Data items:
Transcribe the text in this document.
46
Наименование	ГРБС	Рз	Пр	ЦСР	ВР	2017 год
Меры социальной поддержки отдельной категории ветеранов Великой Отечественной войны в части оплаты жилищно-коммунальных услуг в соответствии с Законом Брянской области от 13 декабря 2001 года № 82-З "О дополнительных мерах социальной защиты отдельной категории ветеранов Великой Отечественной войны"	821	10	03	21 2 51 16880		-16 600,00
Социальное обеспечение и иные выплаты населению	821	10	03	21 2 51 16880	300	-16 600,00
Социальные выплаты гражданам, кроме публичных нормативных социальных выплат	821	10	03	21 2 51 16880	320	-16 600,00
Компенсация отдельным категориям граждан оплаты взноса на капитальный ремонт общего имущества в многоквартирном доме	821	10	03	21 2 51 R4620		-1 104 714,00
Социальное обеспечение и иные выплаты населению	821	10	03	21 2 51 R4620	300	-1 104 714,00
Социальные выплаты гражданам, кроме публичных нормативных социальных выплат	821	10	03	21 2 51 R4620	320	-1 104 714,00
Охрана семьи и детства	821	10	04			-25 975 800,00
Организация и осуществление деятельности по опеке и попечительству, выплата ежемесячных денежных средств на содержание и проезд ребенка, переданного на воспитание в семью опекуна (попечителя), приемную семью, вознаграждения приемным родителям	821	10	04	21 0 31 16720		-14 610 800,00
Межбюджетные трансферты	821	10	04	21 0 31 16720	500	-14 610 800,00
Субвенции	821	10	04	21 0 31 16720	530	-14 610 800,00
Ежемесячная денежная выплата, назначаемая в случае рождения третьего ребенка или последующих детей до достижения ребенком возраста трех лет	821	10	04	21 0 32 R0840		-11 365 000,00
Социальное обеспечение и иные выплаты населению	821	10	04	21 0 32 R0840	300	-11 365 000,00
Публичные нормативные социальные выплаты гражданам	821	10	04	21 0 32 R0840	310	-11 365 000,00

• Written instruction:
Your task is to gather all lines from the entries above that hold the word "публичных".

• Answer to this problem:
Социальные выплаты гражданам, кроме публичных нормативных социальных выплат	821	10	03	21 2 51 16880	320	-16 600,00
Социальные выплаты гражданам, кроме публичных нормативных социальных выплат	821	10	03	21 2 51 R4620	320	-1 104 714,00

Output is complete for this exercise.